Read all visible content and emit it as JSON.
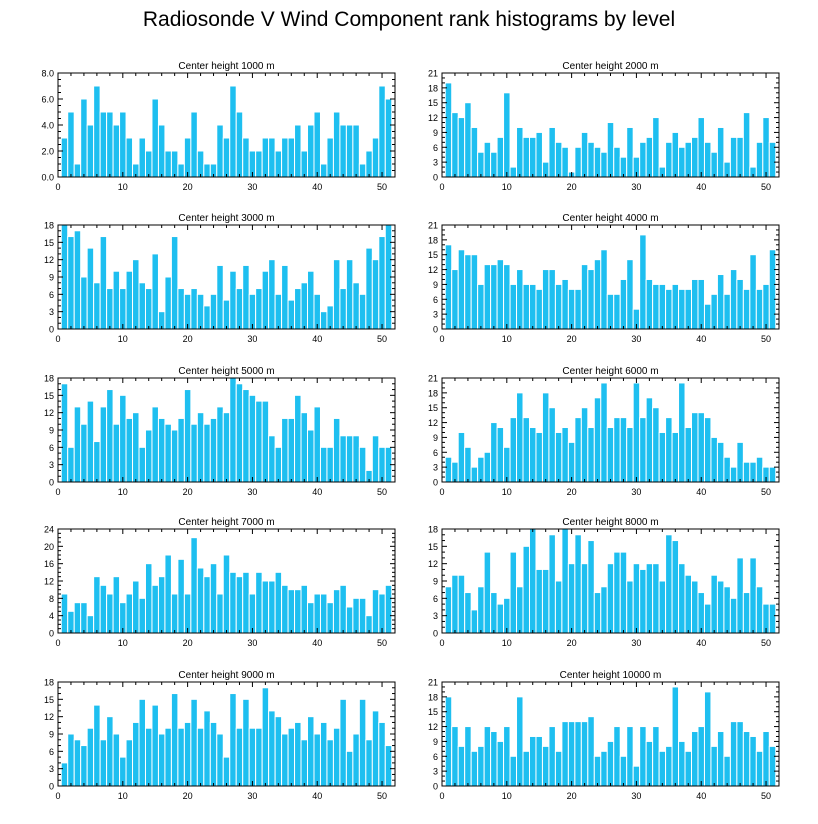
{
  "page_title": "Radiosonde V Wind Component rank histograms by level",
  "colors": {
    "bar": "#1EBFF0",
    "bar_edge": "#ffffff",
    "axis": "#000000"
  },
  "chart_data": [
    {
      "type": "bar",
      "title": "Center height 1000 m",
      "xlabel": "",
      "ylabel": "",
      "xlim": [
        0,
        52
      ],
      "ylim": [
        0,
        8
      ],
      "yticks": [
        0,
        2,
        4,
        6,
        8
      ],
      "yticklabels": [
        "0.0",
        "2.0",
        "4.0",
        "6.0",
        "8.0"
      ],
      "xticks": [
        0,
        10,
        20,
        30,
        40,
        50
      ],
      "xticklabels": [
        "0",
        "10",
        "20",
        "30",
        "40",
        "50"
      ],
      "categories": [
        1,
        2,
        3,
        4,
        5,
        6,
        7,
        8,
        9,
        10,
        11,
        12,
        13,
        14,
        15,
        16,
        17,
        18,
        19,
        20,
        21,
        22,
        23,
        24,
        25,
        26,
        27,
        28,
        29,
        30,
        31,
        32,
        33,
        34,
        35,
        36,
        37,
        38,
        39,
        40,
        41,
        42,
        43,
        44,
        45,
        46,
        47,
        48,
        49,
        50,
        51
      ],
      "values": [
        3,
        5,
        1,
        6,
        4,
        7,
        5,
        5,
        4,
        5,
        3,
        1,
        3,
        2,
        6,
        4,
        2,
        2,
        1,
        3,
        5,
        2,
        1,
        1,
        4,
        3,
        7,
        5,
        3,
        2,
        2,
        3,
        3,
        2,
        3,
        3,
        4,
        2,
        4,
        5,
        1,
        3,
        5,
        4,
        4,
        4,
        1,
        2,
        3,
        7,
        6
      ]
    },
    {
      "type": "bar",
      "title": "Center height 2000 m",
      "xlabel": "",
      "ylabel": "",
      "xlim": [
        0,
        52
      ],
      "ylim": [
        0,
        21
      ],
      "yticks": [
        0,
        3,
        6,
        9,
        12,
        15,
        18,
        21
      ],
      "yticklabels": [
        "0",
        "3",
        "6",
        "9",
        "12",
        "15",
        "18",
        "21"
      ],
      "xticks": [
        0,
        10,
        20,
        30,
        40,
        50
      ],
      "xticklabels": [
        "0",
        "10",
        "20",
        "30",
        "40",
        "50"
      ],
      "categories": [
        1,
        2,
        3,
        4,
        5,
        6,
        7,
        8,
        9,
        10,
        11,
        12,
        13,
        14,
        15,
        16,
        17,
        18,
        19,
        20,
        21,
        22,
        23,
        24,
        25,
        26,
        27,
        28,
        29,
        30,
        31,
        32,
        33,
        34,
        35,
        36,
        37,
        38,
        39,
        40,
        41,
        42,
        43,
        44,
        45,
        46,
        47,
        48,
        49,
        50,
        51
      ],
      "values": [
        19,
        13,
        12,
        15,
        10,
        5,
        7,
        5,
        8,
        17,
        2,
        10,
        8,
        8,
        9,
        3,
        10,
        7,
        6,
        1,
        6,
        9,
        7,
        6,
        5,
        11,
        6,
        4,
        10,
        4,
        7,
        8,
        12,
        2,
        7,
        9,
        6,
        7,
        8,
        12,
        7,
        5,
        10,
        3,
        8,
        8,
        13,
        2,
        7,
        12,
        7
      ]
    },
    {
      "type": "bar",
      "title": "Center height 3000 m",
      "xlabel": "",
      "ylabel": "",
      "xlim": [
        0,
        52
      ],
      "ylim": [
        0,
        18
      ],
      "yticks": [
        0,
        3,
        6,
        9,
        12,
        15,
        18
      ],
      "yticklabels": [
        "0",
        "3",
        "6",
        "9",
        "12",
        "15",
        "18"
      ],
      "xticks": [
        0,
        10,
        20,
        30,
        40,
        50
      ],
      "xticklabels": [
        "0",
        "10",
        "20",
        "30",
        "40",
        "50"
      ],
      "categories": [
        1,
        2,
        3,
        4,
        5,
        6,
        7,
        8,
        9,
        10,
        11,
        12,
        13,
        14,
        15,
        16,
        17,
        18,
        19,
        20,
        21,
        22,
        23,
        24,
        25,
        26,
        27,
        28,
        29,
        30,
        31,
        32,
        33,
        34,
        35,
        36,
        37,
        38,
        39,
        40,
        41,
        42,
        43,
        44,
        45,
        46,
        47,
        48,
        49,
        50,
        51
      ],
      "values": [
        18,
        16,
        17,
        9,
        14,
        8,
        16,
        7,
        10,
        7,
        10,
        12,
        8,
        7,
        13,
        3,
        9,
        16,
        7,
        6,
        7,
        6,
        4,
        6,
        11,
        5,
        10,
        7,
        11,
        6,
        7,
        10,
        12,
        6,
        11,
        5,
        7,
        8,
        10,
        6,
        3,
        4,
        12,
        7,
        12,
        8,
        6,
        14,
        12,
        16,
        18
      ]
    },
    {
      "type": "bar",
      "title": "Center height 4000 m",
      "xlabel": "",
      "ylabel": "",
      "xlim": [
        0,
        52
      ],
      "ylim": [
        0,
        21
      ],
      "yticks": [
        0,
        3,
        6,
        9,
        12,
        15,
        18,
        21
      ],
      "yticklabels": [
        "0",
        "3",
        "6",
        "9",
        "12",
        "15",
        "18",
        "21"
      ],
      "xticks": [
        0,
        10,
        20,
        30,
        40,
        50
      ],
      "xticklabels": [
        "0",
        "10",
        "20",
        "30",
        "40",
        "50"
      ],
      "categories": [
        1,
        2,
        3,
        4,
        5,
        6,
        7,
        8,
        9,
        10,
        11,
        12,
        13,
        14,
        15,
        16,
        17,
        18,
        19,
        20,
        21,
        22,
        23,
        24,
        25,
        26,
        27,
        28,
        29,
        30,
        31,
        32,
        33,
        34,
        35,
        36,
        37,
        38,
        39,
        40,
        41,
        42,
        43,
        44,
        45,
        46,
        47,
        48,
        49,
        50,
        51
      ],
      "values": [
        17,
        12,
        16,
        15,
        15,
        9,
        13,
        13,
        14,
        13,
        9,
        12,
        9,
        9,
        8,
        12,
        12,
        9,
        10,
        8,
        8,
        13,
        12,
        14,
        16,
        7,
        7,
        10,
        14,
        4,
        19,
        10,
        9,
        9,
        8,
        9,
        8,
        8,
        10,
        10,
        5,
        7,
        11,
        7,
        12,
        10,
        8,
        15,
        8,
        9,
        16
      ]
    },
    {
      "type": "bar",
      "title": "Center height 5000 m",
      "xlabel": "",
      "ylabel": "",
      "xlim": [
        0,
        52
      ],
      "ylim": [
        0,
        18
      ],
      "yticks": [
        0,
        3,
        6,
        9,
        12,
        15,
        18
      ],
      "yticklabels": [
        "0",
        "3",
        "6",
        "9",
        "12",
        "15",
        "18"
      ],
      "xticks": [
        0,
        10,
        20,
        30,
        40,
        50
      ],
      "xticklabels": [
        "0",
        "10",
        "20",
        "30",
        "40",
        "50"
      ],
      "categories": [
        1,
        2,
        3,
        4,
        5,
        6,
        7,
        8,
        9,
        10,
        11,
        12,
        13,
        14,
        15,
        16,
        17,
        18,
        19,
        20,
        21,
        22,
        23,
        24,
        25,
        26,
        27,
        28,
        29,
        30,
        31,
        32,
        33,
        34,
        35,
        36,
        37,
        38,
        39,
        40,
        41,
        42,
        43,
        44,
        45,
        46,
        47,
        48,
        49,
        50,
        51
      ],
      "values": [
        17,
        6,
        13,
        10,
        14,
        7,
        13,
        16,
        10,
        15,
        11,
        12,
        6,
        9,
        13,
        11,
        10,
        9,
        11,
        16,
        10,
        12,
        10,
        11,
        13,
        12,
        18,
        17,
        16,
        15,
        14,
        14,
        8,
        6,
        11,
        11,
        15,
        12,
        9,
        13,
        6,
        6,
        11,
        8,
        8,
        8,
        6,
        2,
        8,
        6,
        6
      ]
    },
    {
      "type": "bar",
      "title": "Center height 6000 m",
      "xlabel": "",
      "ylabel": "",
      "xlim": [
        0,
        52
      ],
      "ylim": [
        0,
        21
      ],
      "yticks": [
        0,
        3,
        6,
        9,
        12,
        15,
        18,
        21
      ],
      "yticklabels": [
        "0",
        "3",
        "6",
        "9",
        "12",
        "15",
        "18",
        "21"
      ],
      "xticks": [
        0,
        10,
        20,
        30,
        40,
        50
      ],
      "xticklabels": [
        "0",
        "10",
        "20",
        "30",
        "40",
        "50"
      ],
      "categories": [
        1,
        2,
        3,
        4,
        5,
        6,
        7,
        8,
        9,
        10,
        11,
        12,
        13,
        14,
        15,
        16,
        17,
        18,
        19,
        20,
        21,
        22,
        23,
        24,
        25,
        26,
        27,
        28,
        29,
        30,
        31,
        32,
        33,
        34,
        35,
        36,
        37,
        38,
        39,
        40,
        41,
        42,
        43,
        44,
        45,
        46,
        47,
        48,
        49,
        50,
        51
      ],
      "values": [
        5,
        4,
        10,
        7,
        3,
        5,
        6,
        12,
        11,
        7,
        13,
        18,
        13,
        11,
        10,
        18,
        15,
        10,
        11,
        8,
        13,
        15,
        11,
        17,
        20,
        11,
        13,
        13,
        11,
        20,
        13,
        17,
        15,
        10,
        13,
        10,
        20,
        11,
        14,
        14,
        13,
        9,
        8,
        5,
        3,
        8,
        4,
        4,
        5,
        3,
        3
      ]
    },
    {
      "type": "bar",
      "title": "Center height 7000 m",
      "xlabel": "",
      "ylabel": "",
      "xlim": [
        0,
        52
      ],
      "ylim": [
        0,
        24
      ],
      "yticks": [
        0,
        4,
        8,
        12,
        16,
        20,
        24
      ],
      "yticklabels": [
        "0",
        "4",
        "8",
        "12",
        "16",
        "20",
        "24"
      ],
      "xticks": [
        0,
        10,
        20,
        30,
        40,
        50
      ],
      "xticklabels": [
        "0",
        "10",
        "20",
        "30",
        "40",
        "50"
      ],
      "categories": [
        1,
        2,
        3,
        4,
        5,
        6,
        7,
        8,
        9,
        10,
        11,
        12,
        13,
        14,
        15,
        16,
        17,
        18,
        19,
        20,
        21,
        22,
        23,
        24,
        25,
        26,
        27,
        28,
        29,
        30,
        31,
        32,
        33,
        34,
        35,
        36,
        37,
        38,
        39,
        40,
        41,
        42,
        43,
        44,
        45,
        46,
        47,
        48,
        49,
        50,
        51
      ],
      "values": [
        9,
        5,
        7,
        7,
        4,
        13,
        11,
        9,
        13,
        7,
        9,
        12,
        8,
        16,
        11,
        13,
        18,
        9,
        17,
        9,
        22,
        15,
        13,
        16,
        9,
        18,
        14,
        13,
        14,
        9,
        14,
        12,
        12,
        14,
        11,
        10,
        10,
        11,
        7,
        9,
        9,
        7,
        10,
        11,
        6,
        8,
        8,
        4,
        10,
        9,
        11
      ]
    },
    {
      "type": "bar",
      "title": "Center height 8000 m",
      "xlabel": "",
      "ylabel": "",
      "xlim": [
        0,
        52
      ],
      "ylim": [
        0,
        18
      ],
      "yticks": [
        0,
        3,
        6,
        9,
        12,
        15,
        18
      ],
      "yticklabels": [
        "0",
        "3",
        "6",
        "9",
        "12",
        "15",
        "18"
      ],
      "xticks": [
        0,
        10,
        20,
        30,
        40,
        50
      ],
      "xticklabels": [
        "0",
        "10",
        "20",
        "30",
        "40",
        "50"
      ],
      "categories": [
        1,
        2,
        3,
        4,
        5,
        6,
        7,
        8,
        9,
        10,
        11,
        12,
        13,
        14,
        15,
        16,
        17,
        18,
        19,
        20,
        21,
        22,
        23,
        24,
        25,
        26,
        27,
        28,
        29,
        30,
        31,
        32,
        33,
        34,
        35,
        36,
        37,
        38,
        39,
        40,
        41,
        42,
        43,
        44,
        45,
        46,
        47,
        48,
        49,
        50,
        51
      ],
      "values": [
        8,
        10,
        10,
        7,
        4,
        8,
        14,
        7,
        5,
        6,
        14,
        8,
        15,
        18,
        11,
        11,
        17,
        9,
        18,
        12,
        17,
        12,
        16,
        7,
        8,
        12,
        14,
        14,
        9,
        12,
        11,
        12,
        12,
        9,
        17,
        16,
        12,
        10,
        9,
        7,
        5,
        10,
        9,
        8,
        6,
        13,
        7,
        13,
        8,
        5,
        5
      ]
    },
    {
      "type": "bar",
      "title": "Center height 9000 m",
      "xlabel": "",
      "ylabel": "",
      "xlim": [
        0,
        52
      ],
      "ylim": [
        0,
        18
      ],
      "yticks": [
        0,
        3,
        6,
        9,
        12,
        15,
        18
      ],
      "yticklabels": [
        "0",
        "3",
        "6",
        "9",
        "12",
        "15",
        "18"
      ],
      "xticks": [
        0,
        10,
        20,
        30,
        40,
        50
      ],
      "xticklabels": [
        "0",
        "10",
        "20",
        "30",
        "40",
        "50"
      ],
      "categories": [
        1,
        2,
        3,
        4,
        5,
        6,
        7,
        8,
        9,
        10,
        11,
        12,
        13,
        14,
        15,
        16,
        17,
        18,
        19,
        20,
        21,
        22,
        23,
        24,
        25,
        26,
        27,
        28,
        29,
        30,
        31,
        32,
        33,
        34,
        35,
        36,
        37,
        38,
        39,
        40,
        41,
        42,
        43,
        44,
        45,
        46,
        47,
        48,
        49,
        50,
        51
      ],
      "values": [
        4,
        9,
        8,
        7,
        10,
        14,
        8,
        12,
        9,
        5,
        8,
        11,
        15,
        10,
        14,
        9,
        10,
        16,
        10,
        11,
        15,
        10,
        13,
        11,
        9,
        5,
        16,
        10,
        15,
        10,
        10,
        17,
        13,
        12,
        9,
        10,
        11,
        8,
        12,
        9,
        11,
        8,
        10,
        15,
        6,
        9,
        15,
        8,
        13,
        11,
        7
      ]
    },
    {
      "type": "bar",
      "title": "Center height 10000 m",
      "xlabel": "",
      "ylabel": "",
      "xlim": [
        0,
        52
      ],
      "ylim": [
        0,
        21
      ],
      "yticks": [
        0,
        3,
        6,
        9,
        12,
        15,
        18,
        21
      ],
      "yticklabels": [
        "0",
        "3",
        "6",
        "9",
        "12",
        "15",
        "18",
        "21"
      ],
      "xticks": [
        0,
        10,
        20,
        30,
        40,
        50
      ],
      "xticklabels": [
        "0",
        "10",
        "20",
        "30",
        "40",
        "50"
      ],
      "categories": [
        1,
        2,
        3,
        4,
        5,
        6,
        7,
        8,
        9,
        10,
        11,
        12,
        13,
        14,
        15,
        16,
        17,
        18,
        19,
        20,
        21,
        22,
        23,
        24,
        25,
        26,
        27,
        28,
        29,
        30,
        31,
        32,
        33,
        34,
        35,
        36,
        37,
        38,
        39,
        40,
        41,
        42,
        43,
        44,
        45,
        46,
        47,
        48,
        49,
        50,
        51
      ],
      "values": [
        18,
        12,
        8,
        12,
        7,
        8,
        12,
        11,
        9,
        12,
        6,
        18,
        7,
        10,
        10,
        8,
        12,
        7,
        13,
        13,
        13,
        13,
        14,
        6,
        7,
        9,
        12,
        6,
        12,
        4,
        12,
        9,
        12,
        7,
        8,
        20,
        9,
        7,
        11,
        12,
        19,
        8,
        11,
        6,
        13,
        13,
        11,
        10,
        7,
        11,
        8
      ]
    }
  ]
}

● ● ● ● ●

Problem details ▸
Wherever the string "height" appears in the entries above, list that line.

Answer to this task ▸
      "title": "Center height 1000 m",
      "title": "Center height 2000 m",
      "title": "Center height 3000 m",
      "title": "Center height 4000 m",
      "title": "Center height 5000 m",
      "title": "Center height 6000 m",
      "title": "Center height 7000 m",
      "title": "Center height 8000 m",
      "title": "Center height 9000 m",
      "title": "Center height 10000 m",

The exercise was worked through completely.